Dataset items:

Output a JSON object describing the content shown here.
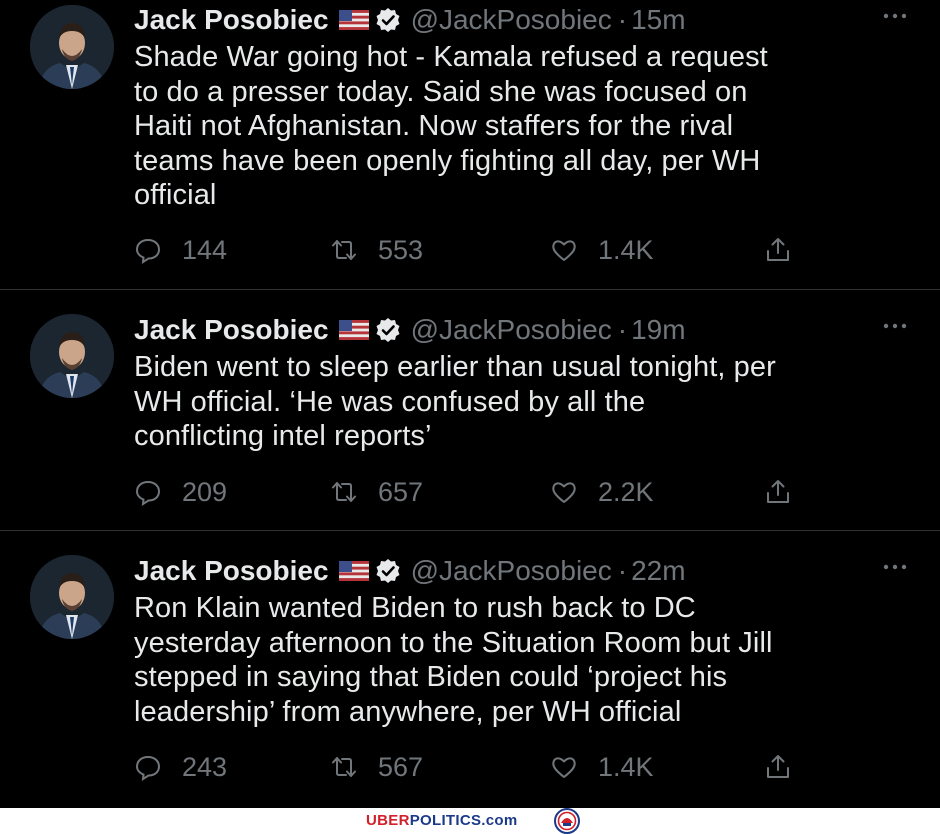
{
  "colors": {
    "background": "#000000",
    "text": "#e7e9ea",
    "muted": "#71767b",
    "divider": "#2f3336",
    "brand_red": "#d21f2b",
    "brand_blue": "#1b3a8a"
  },
  "icons": {
    "reply": "speech-bubble-icon",
    "retweet": "retweet-icon",
    "like": "heart-icon",
    "share": "share-icon",
    "verified": "verified-badge-icon",
    "flag": "us-flag-icon",
    "more": "more-dots-icon"
  },
  "tweets": [
    {
      "name": "Jack Posobiec",
      "handle": "@JackPosobiec",
      "dot": "·",
      "time": "15m",
      "lines": [
        "Shade War going hot - Kamala refused a request",
        "to do a presser today. Said she was focused on",
        "Haiti not Afghanistan. Now staffers for the rival",
        "teams have been openly fighting all day, per WH",
        "official"
      ],
      "replies": "144",
      "retweets": "553",
      "likes": "1.4K"
    },
    {
      "name": "Jack Posobiec",
      "handle": "@JackPosobiec",
      "dot": "·",
      "time": "19m",
      "lines": [
        "Biden went to sleep earlier than usual tonight, per",
        "WH official. ‘He was confused by all the",
        "conflicting intel reports’"
      ],
      "replies": "209",
      "retweets": "657",
      "likes": "2.2K"
    },
    {
      "name": "Jack Posobiec",
      "handle": "@JackPosobiec",
      "dot": "·",
      "time": "22m",
      "lines": [
        "Ron Klain wanted Biden to rush back to DC",
        "yesterday afternoon to the Situation Room but Jill",
        "stepped in saying that Biden could ‘project his",
        "leadership’ from anywhere, per WH official"
      ],
      "replies": "243",
      "retweets": "567",
      "likes": "1.4K"
    }
  ],
  "footer": {
    "brand_part1": "UBER",
    "brand_part2": "POLITICS.com"
  }
}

Set exercise:
Using the records above, retype everything exactly except the pictures.

Task output:
Output a JSON object describing the content shown here.
{
  "colors": {
    "background": "#000000",
    "text": "#e7e9ea",
    "muted": "#71767b",
    "divider": "#2f3336",
    "brand_red": "#d21f2b",
    "brand_blue": "#1b3a8a"
  },
  "icons": {
    "reply": "speech-bubble-icon",
    "retweet": "retweet-icon",
    "like": "heart-icon",
    "share": "share-icon",
    "verified": "verified-badge-icon",
    "flag": "us-flag-icon",
    "more": "more-dots-icon"
  },
  "tweets": [
    {
      "name": "Jack Posobiec",
      "handle": "@JackPosobiec",
      "dot": "·",
      "time": "15m",
      "lines": [
        "Shade War going hot - Kamala refused a request",
        "to do a presser today. Said she was focused on",
        "Haiti not Afghanistan. Now staffers for the rival",
        "teams have been openly fighting all day, per WH",
        "official"
      ],
      "replies": "144",
      "retweets": "553",
      "likes": "1.4K"
    },
    {
      "name": "Jack Posobiec",
      "handle": "@JackPosobiec",
      "dot": "·",
      "time": "19m",
      "lines": [
        "Biden went to sleep earlier than usual tonight, per",
        "WH official. ‘He was confused by all the",
        "conflicting intel reports’"
      ],
      "replies": "209",
      "retweets": "657",
      "likes": "2.2K"
    },
    {
      "name": "Jack Posobiec",
      "handle": "@JackPosobiec",
      "dot": "·",
      "time": "22m",
      "lines": [
        "Ron Klain wanted Biden to rush back to DC",
        "yesterday afternoon to the Situation Room but Jill",
        "stepped in saying that Biden could ‘project his",
        "leadership’ from anywhere, per WH official"
      ],
      "replies": "243",
      "retweets": "567",
      "likes": "1.4K"
    }
  ],
  "footer": {
    "brand_part1": "UBER",
    "brand_part2": "POLITICS.com"
  }
}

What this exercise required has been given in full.